Take the line that contains "Give me a plain-text" and every line after it in the material below, and quote them exactly.

Records for the task:
"""

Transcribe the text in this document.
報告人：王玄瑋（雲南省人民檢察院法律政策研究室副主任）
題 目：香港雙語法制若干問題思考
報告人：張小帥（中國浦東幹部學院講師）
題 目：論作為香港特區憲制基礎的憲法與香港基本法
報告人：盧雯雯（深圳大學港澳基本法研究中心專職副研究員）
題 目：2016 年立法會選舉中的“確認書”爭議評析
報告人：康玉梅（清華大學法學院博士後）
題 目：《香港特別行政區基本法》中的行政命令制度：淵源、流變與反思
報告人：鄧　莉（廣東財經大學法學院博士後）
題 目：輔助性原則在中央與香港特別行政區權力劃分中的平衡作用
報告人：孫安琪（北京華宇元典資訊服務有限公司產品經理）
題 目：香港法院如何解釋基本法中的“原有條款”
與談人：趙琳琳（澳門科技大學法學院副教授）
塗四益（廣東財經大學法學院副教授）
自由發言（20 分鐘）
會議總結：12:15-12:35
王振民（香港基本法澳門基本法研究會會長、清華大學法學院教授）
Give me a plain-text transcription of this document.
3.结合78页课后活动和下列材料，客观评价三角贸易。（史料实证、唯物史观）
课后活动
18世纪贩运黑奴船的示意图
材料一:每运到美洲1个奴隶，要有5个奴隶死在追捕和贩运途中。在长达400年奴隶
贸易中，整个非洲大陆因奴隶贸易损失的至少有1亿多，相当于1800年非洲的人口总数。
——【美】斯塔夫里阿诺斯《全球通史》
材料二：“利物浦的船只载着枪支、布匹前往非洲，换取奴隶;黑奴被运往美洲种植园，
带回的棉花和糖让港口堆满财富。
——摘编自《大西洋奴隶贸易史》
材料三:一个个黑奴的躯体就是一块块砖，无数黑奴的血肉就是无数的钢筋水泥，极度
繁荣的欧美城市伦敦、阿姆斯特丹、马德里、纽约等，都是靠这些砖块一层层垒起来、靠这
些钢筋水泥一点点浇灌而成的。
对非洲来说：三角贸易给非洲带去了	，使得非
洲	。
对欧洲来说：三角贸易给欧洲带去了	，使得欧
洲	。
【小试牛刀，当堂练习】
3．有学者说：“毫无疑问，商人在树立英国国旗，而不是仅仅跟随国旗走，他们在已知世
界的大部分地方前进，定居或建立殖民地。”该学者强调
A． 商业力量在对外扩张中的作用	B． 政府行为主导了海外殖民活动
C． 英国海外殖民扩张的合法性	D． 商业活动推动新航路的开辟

"""

Answer to this exercise:
Give me a plain-text transcription of this document.
3.结合78页课后活动和下列材料，客观评价三角贸易。（史料实证、唯物史观）
课后活动
18世纪贩运黑奴船的示意图
材料一:每运到美洲1个奴隶，要有5个奴隶死在追捕和贩运途中。在长达400年奴隶
贸易中，整个非洲大陆因奴隶贸易损失的至少有1亿多，相当于1800年非洲的人口总数。
——【美】斯塔夫里阿诺斯《全球通史》
材料二：“利物浦的船只载着枪支、布匹前往非洲，换取奴隶;黑奴被运往美洲种植园，
带回的棉花和糖让港口堆满财富。
——摘编自《大西洋奴隶贸易史》
材料三:一个个黑奴的躯体就是一块块砖，无数黑奴的血肉就是无数的钢筋水泥，极度
繁荣的欧美城市伦敦、阿姆斯特丹、马德里、纽约等，都是靠这些砖块一层层垒起来、靠这
些钢筋水泥一点点浇灌而成的。
对非洲来说：三角贸易给非洲带去了	，使得非
洲	。
对欧洲来说：三角贸易给欧洲带去了	，使得欧
洲	。
【小试牛刀，当堂练习】
3．有学者说：“毫无疑问，商人在树立英国国旗，而不是仅仅跟随国旗走，他们在已知世
界的大部分地方前进，定居或建立殖民地。”该学者强调
A． 商业力量在对外扩张中的作用	B． 政府行为主导了海外殖民活动
C． 英国海外殖民扩张的合法性	D． 商业活动推动新航路的开辟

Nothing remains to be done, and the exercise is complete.